* _Exercise_: Rewrite every line of the entries below as a JSON list of strings, one string per line, omitting any blank lines.

* _Records to use_:
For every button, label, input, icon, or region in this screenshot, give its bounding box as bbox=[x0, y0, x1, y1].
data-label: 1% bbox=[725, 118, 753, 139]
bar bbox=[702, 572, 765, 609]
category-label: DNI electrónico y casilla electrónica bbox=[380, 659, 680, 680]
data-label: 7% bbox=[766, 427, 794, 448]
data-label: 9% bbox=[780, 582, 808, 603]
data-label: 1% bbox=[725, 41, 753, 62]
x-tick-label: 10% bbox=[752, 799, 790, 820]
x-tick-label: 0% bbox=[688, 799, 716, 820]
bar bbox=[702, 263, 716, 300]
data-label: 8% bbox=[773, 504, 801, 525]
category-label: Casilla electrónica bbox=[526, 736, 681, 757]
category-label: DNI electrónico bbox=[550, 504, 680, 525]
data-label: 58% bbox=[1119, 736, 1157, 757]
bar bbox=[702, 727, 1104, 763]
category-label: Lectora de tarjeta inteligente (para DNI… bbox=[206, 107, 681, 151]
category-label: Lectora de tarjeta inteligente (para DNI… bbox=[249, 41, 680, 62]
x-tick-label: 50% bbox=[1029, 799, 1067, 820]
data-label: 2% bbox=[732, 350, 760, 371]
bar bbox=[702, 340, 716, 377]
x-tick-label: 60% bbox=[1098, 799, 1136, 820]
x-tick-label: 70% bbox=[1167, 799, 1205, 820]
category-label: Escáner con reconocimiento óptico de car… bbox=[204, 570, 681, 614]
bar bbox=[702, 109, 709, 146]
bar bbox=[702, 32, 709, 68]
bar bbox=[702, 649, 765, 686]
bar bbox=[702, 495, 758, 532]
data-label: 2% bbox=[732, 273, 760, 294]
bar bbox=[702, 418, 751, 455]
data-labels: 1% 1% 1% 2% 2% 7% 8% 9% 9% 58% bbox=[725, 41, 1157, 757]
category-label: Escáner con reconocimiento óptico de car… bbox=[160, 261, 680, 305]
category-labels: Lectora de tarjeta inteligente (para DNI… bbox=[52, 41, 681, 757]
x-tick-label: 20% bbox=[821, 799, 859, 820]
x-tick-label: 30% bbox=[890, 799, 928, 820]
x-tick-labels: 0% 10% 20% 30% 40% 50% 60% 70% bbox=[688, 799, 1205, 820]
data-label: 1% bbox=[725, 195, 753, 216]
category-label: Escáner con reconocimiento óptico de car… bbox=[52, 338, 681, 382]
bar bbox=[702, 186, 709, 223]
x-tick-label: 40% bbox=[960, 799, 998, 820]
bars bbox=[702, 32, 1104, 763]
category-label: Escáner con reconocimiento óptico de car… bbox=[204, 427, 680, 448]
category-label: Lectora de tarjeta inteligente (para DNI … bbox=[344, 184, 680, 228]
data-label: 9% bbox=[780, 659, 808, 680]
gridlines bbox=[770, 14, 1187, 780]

* _Result for this task_:
[
  "For every button, label, input, icon, or region in this screenshot, give its bounding box as bbox=[x0, y0, x1, y1].",
  "data-label: 1% bbox=[725, 118, 753, 139]",
  "bar bbox=[702, 572, 765, 609]",
  "category-label: DNI electrónico y casilla electrónica bbox=[380, 659, 680, 680]",
  "data-label: 7% bbox=[766, 427, 794, 448]",
  "data-label: 9% bbox=[780, 582, 808, 603]",
  "data-label: 1% bbox=[725, 41, 753, 62]",
  "x-tick-label: 10% bbox=[752, 799, 790, 820]",
  "x-tick-label: 0% bbox=[688, 799, 716, 820]",
  "bar bbox=[702, 263, 716, 300]",
  "data-label: 8% bbox=[773, 504, 801, 525]",
  "category-label: Casilla electrónica bbox=[526, 736, 681, 757]",
  "category-label: DNI electrónico bbox=[550, 504, 680, 525]",
  "data-label: 58% bbox=[1119, 736, 1157, 757]",
  "bar bbox=[702, 727, 1104, 763]",
  "category-label: Lectora de tarjeta inteligente (para DNI… bbox=[206, 107, 681, 151]",
  "category-label: Lectora de tarjeta inteligente (para DNI… bbox=[249, 41, 680, 62]",
  "x-tick-label: 50% bbox=[1029, 799, 1067, 820]",
  "data-label: 2% bbox=[732, 350, 760, 371]",
  "bar bbox=[702, 340, 716, 377]",
  "x-tick-label: 60% bbox=[1098, 799, 1136, 820]",
  "x-tick-label: 70% bbox=[1167, 799, 1205, 820]",
  "category-label: Escáner con reconocimiento óptico de car… bbox=[204, 570, 681, 614]",
  "bar bbox=[702, 109, 709, 146]",
  "bar bbox=[702, 32, 709, 68]",
  "bar bbox=[702, 649, 765, 686]",
  "bar bbox=[702, 495, 758, 532]",
  "data-label: 2% bbox=[732, 273, 760, 294]",
  "bar bbox=[702, 418, 751, 455]",
  "data-labels: 1% 1% 1% 2% 2% 7% 8% 9% 9% 58% bbox=[725, 41, 1157, 757]",
  "category-label: Escáner con reconocimiento óptico de car… bbox=[160, 261, 680, 305]",
  "category-labels: Lectora de tarjeta inteligente (para DNI… bbox=[52, 41, 681, 757]",
  "x-tick-label: 20% bbox=[821, 799, 859, 820]",
  "x-tick-label: 30% bbox=[890, 799, 928, 820]",
  "x-tick-labels: 0% 10% 20% 30% 40% 50% 60% 70% bbox=[688, 799, 1205, 820]",
  "data-label: 1% bbox=[725, 195, 753, 216]",
  "category-label: Escáner con reconocimiento óptico de car… bbox=[52, 338, 681, 382]",
  "bar bbox=[702, 186, 709, 223]",
  "x-tick-label: 40% bbox=[960, 799, 998, 820]",
  "bars bbox=[702, 32, 1104, 763]",
  "category-label: Escáner con reconocimiento óptico de car… bbox=[204, 427, 680, 448]",
  "category-label: Lectora de tarjeta inteligente (para DNI … bbox=[344, 184, 680, 228]",
  "data-label: 9% bbox=[780, 659, 808, 680]",
  "gridlines bbox=[770, 14, 1187, 780]"
]